WHAT THE TASK REQUIRES:
Determine how many lines of the data below contain "Sohn", then give only that number.

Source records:
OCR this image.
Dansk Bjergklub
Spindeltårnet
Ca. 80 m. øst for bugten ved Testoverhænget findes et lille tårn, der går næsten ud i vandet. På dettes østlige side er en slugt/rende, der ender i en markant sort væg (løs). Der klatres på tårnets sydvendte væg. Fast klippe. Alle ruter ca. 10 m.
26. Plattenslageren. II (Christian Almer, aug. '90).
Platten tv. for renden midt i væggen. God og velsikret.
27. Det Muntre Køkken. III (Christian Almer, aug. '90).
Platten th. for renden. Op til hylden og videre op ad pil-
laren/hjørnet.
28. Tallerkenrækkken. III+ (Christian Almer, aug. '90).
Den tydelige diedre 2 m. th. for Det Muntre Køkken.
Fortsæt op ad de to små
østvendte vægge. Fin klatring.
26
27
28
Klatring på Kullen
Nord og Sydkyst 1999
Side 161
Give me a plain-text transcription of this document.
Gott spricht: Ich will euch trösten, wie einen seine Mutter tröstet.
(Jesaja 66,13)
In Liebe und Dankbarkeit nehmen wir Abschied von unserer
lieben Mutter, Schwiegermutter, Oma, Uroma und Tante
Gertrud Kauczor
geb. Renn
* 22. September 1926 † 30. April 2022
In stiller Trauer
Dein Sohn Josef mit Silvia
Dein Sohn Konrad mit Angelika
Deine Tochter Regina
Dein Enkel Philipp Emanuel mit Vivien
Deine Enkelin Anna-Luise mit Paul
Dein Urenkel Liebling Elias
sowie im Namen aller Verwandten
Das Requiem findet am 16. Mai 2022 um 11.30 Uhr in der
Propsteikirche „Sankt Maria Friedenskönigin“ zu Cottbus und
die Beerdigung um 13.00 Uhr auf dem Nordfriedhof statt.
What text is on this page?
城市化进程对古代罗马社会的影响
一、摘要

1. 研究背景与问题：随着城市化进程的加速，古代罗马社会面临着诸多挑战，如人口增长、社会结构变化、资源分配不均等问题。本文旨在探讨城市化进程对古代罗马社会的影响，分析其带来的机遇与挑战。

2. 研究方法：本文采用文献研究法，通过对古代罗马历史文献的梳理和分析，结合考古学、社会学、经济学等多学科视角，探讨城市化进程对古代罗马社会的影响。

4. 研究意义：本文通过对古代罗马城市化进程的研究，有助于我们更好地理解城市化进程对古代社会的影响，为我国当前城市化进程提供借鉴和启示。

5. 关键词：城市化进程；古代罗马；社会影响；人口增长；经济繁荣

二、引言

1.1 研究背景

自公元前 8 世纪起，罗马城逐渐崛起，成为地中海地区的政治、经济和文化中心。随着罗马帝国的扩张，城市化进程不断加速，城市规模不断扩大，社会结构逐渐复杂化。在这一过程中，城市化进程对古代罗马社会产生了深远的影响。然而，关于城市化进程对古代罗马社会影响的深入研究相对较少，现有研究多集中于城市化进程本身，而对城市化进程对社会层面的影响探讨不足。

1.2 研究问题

FINISHED ANSWER:
2